> **Instructions for the task**:
Repeat only the lines from the one holding "Read all visible content and emit it as JSON." down to the last line of the listing below, including both of those lines.

··· Task inputs ···

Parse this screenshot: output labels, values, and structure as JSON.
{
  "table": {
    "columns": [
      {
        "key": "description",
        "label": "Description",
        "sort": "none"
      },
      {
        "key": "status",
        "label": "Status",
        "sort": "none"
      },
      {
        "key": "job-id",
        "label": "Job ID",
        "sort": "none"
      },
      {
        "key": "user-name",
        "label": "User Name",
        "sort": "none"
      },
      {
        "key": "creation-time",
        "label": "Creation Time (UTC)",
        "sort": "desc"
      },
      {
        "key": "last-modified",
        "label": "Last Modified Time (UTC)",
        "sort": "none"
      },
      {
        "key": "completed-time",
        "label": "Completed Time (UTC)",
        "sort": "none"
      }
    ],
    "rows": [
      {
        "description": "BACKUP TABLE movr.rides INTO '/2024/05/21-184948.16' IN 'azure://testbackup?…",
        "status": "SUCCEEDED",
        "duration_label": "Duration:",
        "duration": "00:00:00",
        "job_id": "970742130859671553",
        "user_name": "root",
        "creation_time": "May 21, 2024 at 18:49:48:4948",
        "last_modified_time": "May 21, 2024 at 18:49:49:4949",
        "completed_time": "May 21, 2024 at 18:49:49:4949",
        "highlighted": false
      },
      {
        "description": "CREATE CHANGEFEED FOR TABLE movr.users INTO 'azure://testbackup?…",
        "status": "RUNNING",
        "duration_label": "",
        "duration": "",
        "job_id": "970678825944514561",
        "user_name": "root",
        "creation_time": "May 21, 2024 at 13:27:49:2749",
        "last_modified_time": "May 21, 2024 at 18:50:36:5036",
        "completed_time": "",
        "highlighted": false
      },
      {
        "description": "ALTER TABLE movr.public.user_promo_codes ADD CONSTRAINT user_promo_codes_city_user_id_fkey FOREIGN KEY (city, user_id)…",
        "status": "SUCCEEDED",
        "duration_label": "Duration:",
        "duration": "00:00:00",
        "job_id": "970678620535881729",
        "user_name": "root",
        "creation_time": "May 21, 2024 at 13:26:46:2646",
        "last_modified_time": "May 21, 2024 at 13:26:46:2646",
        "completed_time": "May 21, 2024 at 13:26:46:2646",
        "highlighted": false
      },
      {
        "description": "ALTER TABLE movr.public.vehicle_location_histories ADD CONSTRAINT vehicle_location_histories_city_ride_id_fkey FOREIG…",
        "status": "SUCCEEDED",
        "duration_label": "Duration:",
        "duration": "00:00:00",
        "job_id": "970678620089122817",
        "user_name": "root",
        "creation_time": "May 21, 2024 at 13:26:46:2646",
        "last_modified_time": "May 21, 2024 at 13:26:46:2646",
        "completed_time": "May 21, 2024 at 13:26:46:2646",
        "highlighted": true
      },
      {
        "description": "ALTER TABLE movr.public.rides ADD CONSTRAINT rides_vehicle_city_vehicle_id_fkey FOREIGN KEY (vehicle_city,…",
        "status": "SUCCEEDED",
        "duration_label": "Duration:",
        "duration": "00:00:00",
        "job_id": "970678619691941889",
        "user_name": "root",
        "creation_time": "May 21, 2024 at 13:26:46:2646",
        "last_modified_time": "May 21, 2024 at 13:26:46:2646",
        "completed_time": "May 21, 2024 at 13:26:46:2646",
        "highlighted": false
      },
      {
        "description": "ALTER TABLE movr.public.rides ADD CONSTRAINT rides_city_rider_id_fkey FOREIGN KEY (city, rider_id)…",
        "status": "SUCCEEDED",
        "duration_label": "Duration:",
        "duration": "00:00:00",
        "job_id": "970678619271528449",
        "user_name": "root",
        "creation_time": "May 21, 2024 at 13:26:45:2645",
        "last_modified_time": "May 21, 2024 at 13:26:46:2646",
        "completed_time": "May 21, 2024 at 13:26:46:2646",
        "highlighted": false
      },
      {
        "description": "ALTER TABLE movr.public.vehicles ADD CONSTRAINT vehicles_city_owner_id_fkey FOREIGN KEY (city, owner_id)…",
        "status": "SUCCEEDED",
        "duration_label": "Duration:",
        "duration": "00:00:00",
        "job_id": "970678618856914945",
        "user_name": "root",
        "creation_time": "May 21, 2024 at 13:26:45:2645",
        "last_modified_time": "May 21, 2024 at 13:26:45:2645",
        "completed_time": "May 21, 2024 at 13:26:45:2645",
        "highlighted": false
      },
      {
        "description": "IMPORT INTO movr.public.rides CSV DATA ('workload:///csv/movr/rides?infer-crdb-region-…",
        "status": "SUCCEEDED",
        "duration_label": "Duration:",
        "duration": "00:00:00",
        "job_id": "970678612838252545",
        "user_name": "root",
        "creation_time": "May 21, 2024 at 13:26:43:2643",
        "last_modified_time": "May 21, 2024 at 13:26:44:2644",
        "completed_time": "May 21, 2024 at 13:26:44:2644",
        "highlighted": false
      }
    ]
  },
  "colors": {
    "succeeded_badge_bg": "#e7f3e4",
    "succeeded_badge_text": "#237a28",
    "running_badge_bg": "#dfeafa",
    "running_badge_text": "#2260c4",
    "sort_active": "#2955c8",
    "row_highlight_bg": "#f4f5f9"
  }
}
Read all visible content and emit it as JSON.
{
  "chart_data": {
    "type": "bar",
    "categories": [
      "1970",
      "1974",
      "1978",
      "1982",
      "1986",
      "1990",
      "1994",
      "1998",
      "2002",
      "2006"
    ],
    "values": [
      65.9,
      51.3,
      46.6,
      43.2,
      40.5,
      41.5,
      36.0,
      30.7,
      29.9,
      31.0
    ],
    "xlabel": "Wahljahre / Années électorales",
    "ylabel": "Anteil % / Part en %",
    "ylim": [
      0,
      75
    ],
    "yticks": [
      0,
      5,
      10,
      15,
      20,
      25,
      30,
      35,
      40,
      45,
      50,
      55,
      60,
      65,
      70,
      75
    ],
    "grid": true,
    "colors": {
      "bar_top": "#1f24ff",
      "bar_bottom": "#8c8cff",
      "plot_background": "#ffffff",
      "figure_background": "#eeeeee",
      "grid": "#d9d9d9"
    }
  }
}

···

> **Solved problem**:
Read all visible content and emit it as JSON.
{
  "chart_data": {
    "type": "bar",
    "categories": [
      "1970",
      "1974",
      "1978",
      "1982",
      "1986",
      "1990",
      "1994",
      "1998",
      "2002",
      "2006"
    ],
    "values": [
      65.9,
      51.3,
      46.6,
      43.2,
      40.5,
      41.5,
      36.0,
      30.7,
      29.9,
      31.0
    ],
    "xlabel": "Wahljahre / Années électorales",
    "ylabel": "Anteil % / Part en %",
    "ylim": [
      0,
      75
    ],
    "yticks": [
      0,
      5,
      10,
      15,
      20,
      25,
      30,
      35,
      40,
      45,
      50,
      55,
      60,
      65,
      70,
      75
    ],
    "grid": true,
    "colors": {
      "bar_top": "#1f24ff",
      "bar_bottom": "#8c8cff",
      "plot_background": "#ffffff",
      "figure_background": "#eeeeee",
      "grid": "#d9d9d9"
    }
  }
}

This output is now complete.